(Requirement)
Gather every line from the entries below that includes "conditions".
....
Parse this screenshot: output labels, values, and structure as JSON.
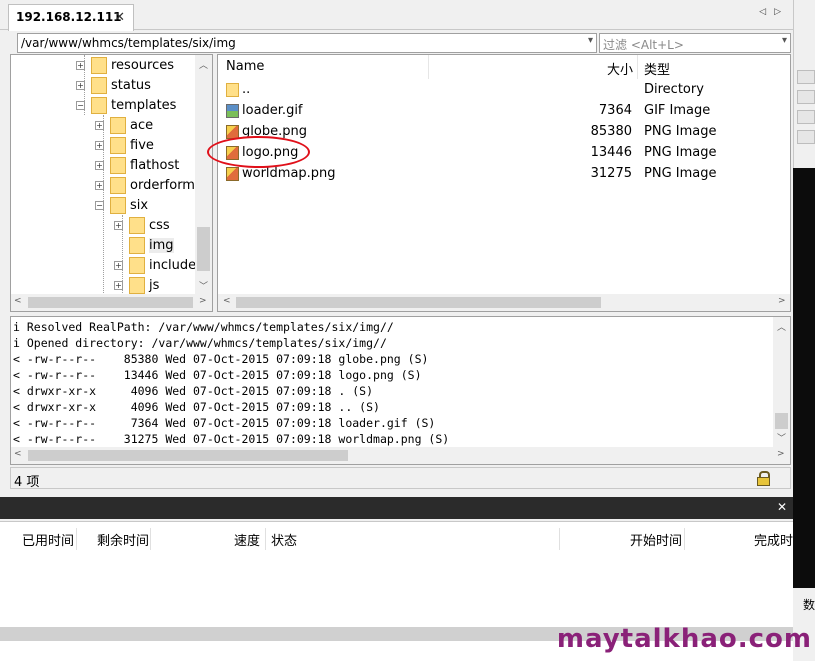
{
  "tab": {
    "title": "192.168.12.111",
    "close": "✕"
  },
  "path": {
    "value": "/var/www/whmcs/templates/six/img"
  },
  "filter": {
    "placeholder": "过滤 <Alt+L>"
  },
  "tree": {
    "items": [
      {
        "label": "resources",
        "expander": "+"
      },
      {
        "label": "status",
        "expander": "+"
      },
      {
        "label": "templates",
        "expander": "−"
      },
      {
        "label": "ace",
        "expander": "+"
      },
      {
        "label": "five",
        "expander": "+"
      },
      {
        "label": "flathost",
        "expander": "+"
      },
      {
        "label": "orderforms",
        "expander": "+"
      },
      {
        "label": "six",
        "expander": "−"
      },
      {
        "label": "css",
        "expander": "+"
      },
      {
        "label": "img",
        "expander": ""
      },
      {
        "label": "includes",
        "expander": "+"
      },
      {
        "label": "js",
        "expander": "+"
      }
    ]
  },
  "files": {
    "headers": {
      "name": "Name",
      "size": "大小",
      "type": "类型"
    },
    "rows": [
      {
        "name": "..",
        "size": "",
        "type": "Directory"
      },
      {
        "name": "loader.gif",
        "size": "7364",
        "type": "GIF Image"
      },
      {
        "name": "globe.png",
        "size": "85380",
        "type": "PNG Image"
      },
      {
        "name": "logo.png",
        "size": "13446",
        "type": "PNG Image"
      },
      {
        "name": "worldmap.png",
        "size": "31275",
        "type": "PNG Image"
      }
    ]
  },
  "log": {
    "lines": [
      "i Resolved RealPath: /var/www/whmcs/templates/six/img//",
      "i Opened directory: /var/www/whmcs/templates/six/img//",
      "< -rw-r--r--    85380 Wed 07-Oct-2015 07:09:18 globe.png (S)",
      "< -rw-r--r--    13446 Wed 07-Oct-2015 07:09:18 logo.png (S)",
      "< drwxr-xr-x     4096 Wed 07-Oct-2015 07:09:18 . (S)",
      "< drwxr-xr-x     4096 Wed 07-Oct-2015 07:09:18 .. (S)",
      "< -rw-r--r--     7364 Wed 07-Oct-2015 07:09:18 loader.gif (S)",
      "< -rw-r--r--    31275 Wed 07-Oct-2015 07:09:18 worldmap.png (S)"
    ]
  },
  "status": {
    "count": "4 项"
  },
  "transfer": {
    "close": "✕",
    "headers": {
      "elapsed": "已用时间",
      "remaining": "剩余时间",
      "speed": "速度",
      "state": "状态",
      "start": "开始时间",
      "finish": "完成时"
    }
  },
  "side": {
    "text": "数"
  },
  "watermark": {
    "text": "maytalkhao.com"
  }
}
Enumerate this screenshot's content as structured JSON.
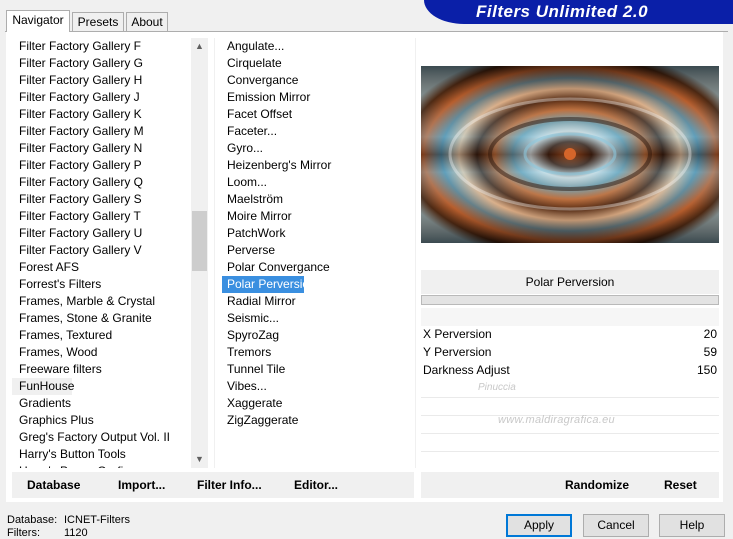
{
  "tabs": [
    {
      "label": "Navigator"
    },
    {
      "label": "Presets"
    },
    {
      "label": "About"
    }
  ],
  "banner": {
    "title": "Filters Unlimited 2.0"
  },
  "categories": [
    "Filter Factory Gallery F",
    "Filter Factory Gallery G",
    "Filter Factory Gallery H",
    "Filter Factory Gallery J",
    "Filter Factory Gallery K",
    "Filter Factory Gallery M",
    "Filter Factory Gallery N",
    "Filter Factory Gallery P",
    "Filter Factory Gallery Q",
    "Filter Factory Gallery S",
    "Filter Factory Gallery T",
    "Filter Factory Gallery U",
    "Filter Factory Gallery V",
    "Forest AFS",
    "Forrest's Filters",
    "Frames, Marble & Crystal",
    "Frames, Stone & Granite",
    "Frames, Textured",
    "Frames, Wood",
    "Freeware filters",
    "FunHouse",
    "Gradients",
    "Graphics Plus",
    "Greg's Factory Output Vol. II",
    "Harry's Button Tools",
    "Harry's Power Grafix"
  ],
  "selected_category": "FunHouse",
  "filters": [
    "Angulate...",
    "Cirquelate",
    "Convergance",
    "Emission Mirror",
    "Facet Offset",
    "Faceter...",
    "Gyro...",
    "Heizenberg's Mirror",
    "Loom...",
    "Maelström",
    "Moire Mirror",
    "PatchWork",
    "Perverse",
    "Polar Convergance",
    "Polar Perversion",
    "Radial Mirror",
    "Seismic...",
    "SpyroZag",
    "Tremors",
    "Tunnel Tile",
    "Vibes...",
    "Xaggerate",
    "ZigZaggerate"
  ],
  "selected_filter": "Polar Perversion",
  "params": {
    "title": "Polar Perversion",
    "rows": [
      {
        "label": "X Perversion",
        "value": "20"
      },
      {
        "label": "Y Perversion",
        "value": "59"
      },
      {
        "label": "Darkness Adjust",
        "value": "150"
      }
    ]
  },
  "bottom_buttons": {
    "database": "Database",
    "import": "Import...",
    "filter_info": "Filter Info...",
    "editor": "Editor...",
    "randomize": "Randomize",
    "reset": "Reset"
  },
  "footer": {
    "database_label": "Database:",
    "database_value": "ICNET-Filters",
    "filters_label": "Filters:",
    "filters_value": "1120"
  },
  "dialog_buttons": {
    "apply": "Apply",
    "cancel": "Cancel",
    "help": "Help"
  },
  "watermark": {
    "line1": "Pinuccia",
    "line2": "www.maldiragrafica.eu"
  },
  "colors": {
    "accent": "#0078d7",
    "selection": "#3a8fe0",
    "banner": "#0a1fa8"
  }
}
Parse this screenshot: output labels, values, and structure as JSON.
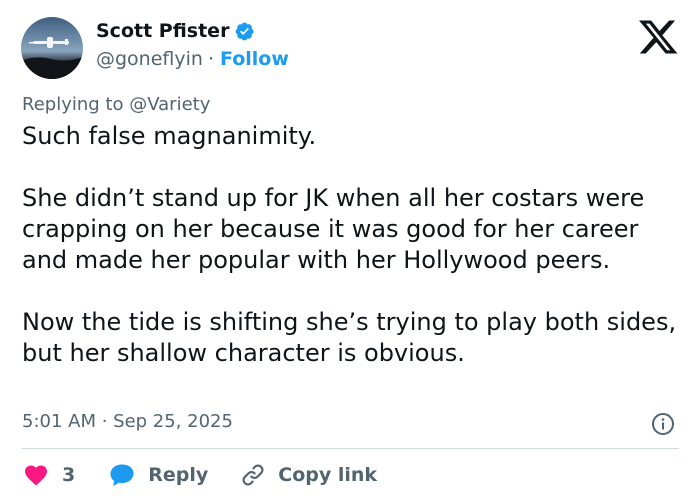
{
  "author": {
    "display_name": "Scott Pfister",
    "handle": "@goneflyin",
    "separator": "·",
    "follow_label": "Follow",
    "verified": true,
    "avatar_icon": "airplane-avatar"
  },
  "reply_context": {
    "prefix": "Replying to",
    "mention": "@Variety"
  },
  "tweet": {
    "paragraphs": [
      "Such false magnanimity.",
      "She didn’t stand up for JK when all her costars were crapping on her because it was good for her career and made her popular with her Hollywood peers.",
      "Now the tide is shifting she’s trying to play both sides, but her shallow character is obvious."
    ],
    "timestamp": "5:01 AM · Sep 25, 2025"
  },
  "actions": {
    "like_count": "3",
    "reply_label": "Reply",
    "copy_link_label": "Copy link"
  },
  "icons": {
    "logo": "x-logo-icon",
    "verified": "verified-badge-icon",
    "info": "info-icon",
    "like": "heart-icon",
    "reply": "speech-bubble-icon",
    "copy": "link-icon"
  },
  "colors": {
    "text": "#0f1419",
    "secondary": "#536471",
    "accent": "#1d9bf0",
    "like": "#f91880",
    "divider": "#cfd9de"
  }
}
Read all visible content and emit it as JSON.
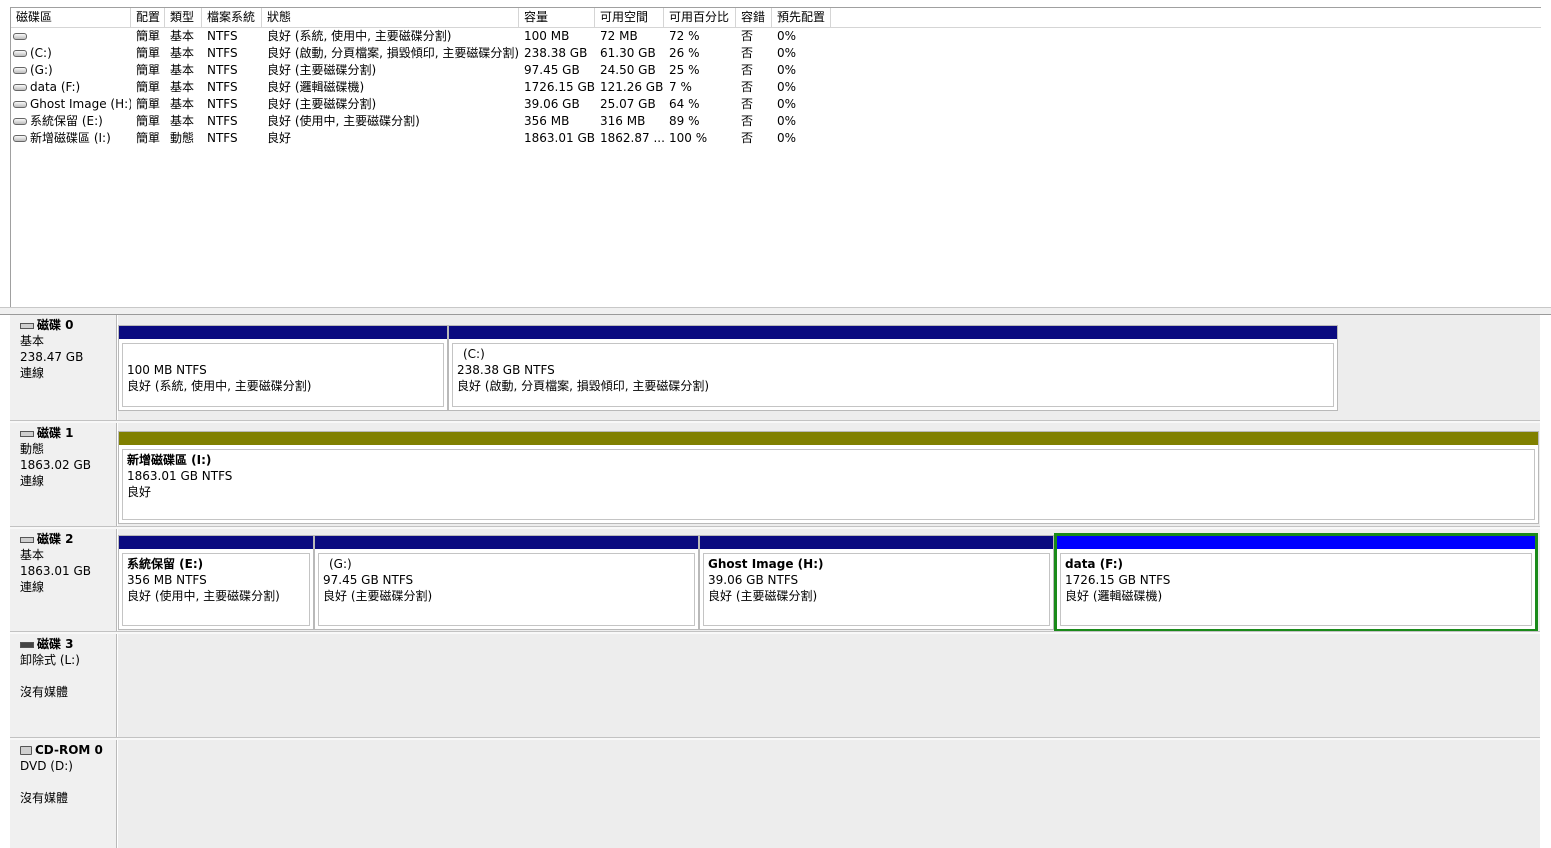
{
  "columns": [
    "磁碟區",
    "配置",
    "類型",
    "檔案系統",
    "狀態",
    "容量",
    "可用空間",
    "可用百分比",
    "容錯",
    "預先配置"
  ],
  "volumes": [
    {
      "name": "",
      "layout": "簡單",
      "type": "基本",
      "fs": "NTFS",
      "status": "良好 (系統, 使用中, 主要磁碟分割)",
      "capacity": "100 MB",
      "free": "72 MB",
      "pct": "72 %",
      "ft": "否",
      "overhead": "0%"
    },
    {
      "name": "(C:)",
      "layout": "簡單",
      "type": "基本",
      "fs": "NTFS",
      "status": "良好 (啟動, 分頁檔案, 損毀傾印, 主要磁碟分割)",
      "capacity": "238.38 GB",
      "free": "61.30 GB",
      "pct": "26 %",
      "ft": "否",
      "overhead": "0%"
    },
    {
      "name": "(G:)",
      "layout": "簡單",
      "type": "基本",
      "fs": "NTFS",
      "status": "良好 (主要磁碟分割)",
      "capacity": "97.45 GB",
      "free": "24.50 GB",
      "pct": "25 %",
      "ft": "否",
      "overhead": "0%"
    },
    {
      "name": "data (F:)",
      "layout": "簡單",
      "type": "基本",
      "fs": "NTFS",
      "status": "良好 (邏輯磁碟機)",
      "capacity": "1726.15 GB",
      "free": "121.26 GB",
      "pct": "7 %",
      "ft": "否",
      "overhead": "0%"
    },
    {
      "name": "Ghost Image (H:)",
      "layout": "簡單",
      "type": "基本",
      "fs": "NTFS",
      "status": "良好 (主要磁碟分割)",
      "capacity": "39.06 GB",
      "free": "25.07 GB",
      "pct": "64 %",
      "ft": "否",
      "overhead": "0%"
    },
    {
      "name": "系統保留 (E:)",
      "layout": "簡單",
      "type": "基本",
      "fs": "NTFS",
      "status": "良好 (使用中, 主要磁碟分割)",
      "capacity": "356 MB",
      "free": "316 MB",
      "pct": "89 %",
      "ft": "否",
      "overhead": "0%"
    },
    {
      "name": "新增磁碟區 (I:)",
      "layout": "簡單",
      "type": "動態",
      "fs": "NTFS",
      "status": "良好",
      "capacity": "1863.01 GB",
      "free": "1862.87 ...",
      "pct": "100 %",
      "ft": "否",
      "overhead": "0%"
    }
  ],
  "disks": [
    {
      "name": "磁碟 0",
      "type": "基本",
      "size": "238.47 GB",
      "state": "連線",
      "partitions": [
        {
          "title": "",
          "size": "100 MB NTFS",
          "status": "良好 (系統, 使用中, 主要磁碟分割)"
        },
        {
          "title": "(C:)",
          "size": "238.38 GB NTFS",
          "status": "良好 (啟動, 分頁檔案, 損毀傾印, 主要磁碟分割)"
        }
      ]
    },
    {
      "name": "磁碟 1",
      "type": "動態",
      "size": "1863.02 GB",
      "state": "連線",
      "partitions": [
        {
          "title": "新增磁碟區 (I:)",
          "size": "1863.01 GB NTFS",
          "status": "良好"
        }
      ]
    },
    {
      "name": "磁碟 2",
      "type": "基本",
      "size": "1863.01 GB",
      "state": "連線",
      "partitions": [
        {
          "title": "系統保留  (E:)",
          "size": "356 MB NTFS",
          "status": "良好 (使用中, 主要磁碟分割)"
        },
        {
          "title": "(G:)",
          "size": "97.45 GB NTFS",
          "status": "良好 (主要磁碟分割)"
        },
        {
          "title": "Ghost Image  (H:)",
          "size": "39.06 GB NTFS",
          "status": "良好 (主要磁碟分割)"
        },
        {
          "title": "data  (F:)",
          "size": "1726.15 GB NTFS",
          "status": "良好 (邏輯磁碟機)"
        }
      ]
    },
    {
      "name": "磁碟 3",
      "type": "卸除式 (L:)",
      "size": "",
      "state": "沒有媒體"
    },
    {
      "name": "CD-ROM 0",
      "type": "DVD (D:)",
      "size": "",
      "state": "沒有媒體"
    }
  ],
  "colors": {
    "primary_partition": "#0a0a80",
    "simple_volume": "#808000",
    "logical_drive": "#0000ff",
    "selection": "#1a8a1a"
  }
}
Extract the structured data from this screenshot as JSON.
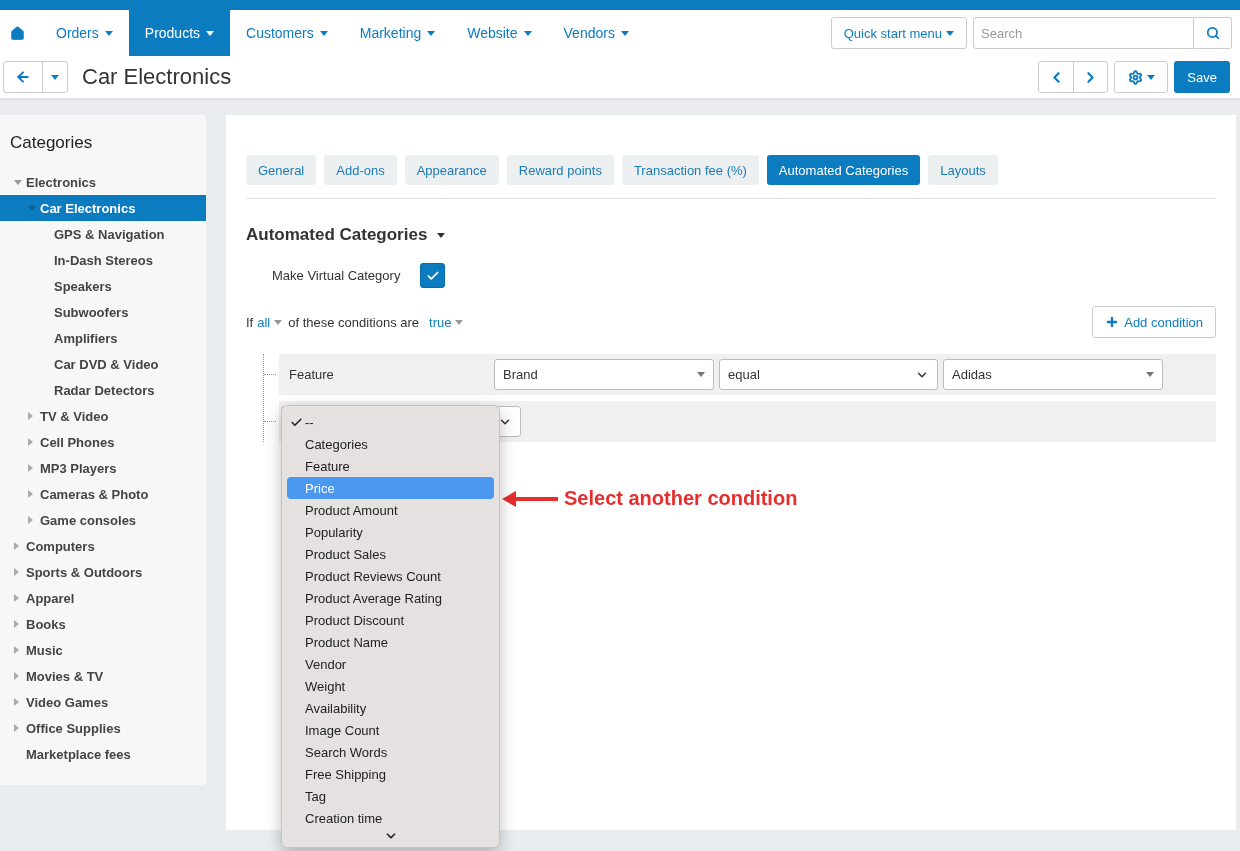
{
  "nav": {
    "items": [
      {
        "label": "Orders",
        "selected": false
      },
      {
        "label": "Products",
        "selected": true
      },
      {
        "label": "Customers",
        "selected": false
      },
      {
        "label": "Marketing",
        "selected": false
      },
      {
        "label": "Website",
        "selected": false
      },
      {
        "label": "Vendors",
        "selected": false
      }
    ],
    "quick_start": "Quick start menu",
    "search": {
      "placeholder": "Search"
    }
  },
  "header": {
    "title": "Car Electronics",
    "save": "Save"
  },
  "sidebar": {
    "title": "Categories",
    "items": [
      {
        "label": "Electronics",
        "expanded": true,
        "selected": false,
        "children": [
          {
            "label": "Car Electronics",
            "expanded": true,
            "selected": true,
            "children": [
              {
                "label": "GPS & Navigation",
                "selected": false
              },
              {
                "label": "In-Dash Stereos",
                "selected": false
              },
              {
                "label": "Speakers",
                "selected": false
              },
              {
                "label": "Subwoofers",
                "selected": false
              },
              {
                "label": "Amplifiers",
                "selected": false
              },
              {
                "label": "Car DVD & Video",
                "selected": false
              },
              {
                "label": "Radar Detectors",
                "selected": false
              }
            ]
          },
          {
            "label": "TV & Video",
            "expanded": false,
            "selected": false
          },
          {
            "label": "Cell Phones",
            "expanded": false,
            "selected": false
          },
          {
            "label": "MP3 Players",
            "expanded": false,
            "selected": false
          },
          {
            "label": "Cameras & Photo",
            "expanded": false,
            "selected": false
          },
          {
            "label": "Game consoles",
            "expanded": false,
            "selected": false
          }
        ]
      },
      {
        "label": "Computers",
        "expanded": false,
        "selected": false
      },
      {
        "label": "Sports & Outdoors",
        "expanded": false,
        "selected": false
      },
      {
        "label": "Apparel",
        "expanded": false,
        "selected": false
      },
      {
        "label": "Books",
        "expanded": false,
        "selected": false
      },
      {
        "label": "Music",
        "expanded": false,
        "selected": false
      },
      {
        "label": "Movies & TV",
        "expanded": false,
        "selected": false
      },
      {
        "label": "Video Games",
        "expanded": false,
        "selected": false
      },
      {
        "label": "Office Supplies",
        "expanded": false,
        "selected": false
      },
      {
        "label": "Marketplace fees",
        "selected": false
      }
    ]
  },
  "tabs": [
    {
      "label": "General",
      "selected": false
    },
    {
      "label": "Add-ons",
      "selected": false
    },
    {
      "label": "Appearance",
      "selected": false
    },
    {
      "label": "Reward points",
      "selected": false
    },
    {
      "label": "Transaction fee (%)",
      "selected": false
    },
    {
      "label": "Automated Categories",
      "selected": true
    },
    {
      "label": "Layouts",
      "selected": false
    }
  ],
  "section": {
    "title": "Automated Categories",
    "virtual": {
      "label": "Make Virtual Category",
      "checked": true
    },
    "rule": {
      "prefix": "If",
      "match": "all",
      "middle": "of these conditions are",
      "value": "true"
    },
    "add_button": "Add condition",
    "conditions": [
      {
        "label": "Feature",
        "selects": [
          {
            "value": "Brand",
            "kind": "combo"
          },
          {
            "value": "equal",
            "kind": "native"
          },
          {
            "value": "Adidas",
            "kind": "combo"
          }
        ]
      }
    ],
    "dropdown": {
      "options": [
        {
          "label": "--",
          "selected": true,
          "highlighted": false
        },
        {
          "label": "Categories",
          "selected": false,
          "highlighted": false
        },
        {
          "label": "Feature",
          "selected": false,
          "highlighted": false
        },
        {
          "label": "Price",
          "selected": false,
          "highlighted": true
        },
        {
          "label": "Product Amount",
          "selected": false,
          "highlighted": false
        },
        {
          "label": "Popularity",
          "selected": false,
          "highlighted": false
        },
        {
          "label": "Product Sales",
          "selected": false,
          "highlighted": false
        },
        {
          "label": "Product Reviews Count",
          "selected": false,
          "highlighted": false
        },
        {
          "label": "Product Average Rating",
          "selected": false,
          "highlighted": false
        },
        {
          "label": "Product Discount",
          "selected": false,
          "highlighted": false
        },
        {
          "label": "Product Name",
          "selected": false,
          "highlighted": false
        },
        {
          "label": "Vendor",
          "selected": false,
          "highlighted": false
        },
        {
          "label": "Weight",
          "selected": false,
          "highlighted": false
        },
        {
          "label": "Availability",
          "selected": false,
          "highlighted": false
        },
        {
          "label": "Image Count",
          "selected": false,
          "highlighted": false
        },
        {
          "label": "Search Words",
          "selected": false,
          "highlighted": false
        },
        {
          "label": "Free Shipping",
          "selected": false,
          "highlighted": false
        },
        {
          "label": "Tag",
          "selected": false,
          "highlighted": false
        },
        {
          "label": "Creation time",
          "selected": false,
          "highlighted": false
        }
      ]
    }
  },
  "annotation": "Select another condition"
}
....
(Answer to the exercise)
      "middle": "of these conditions are",
    "conditions": [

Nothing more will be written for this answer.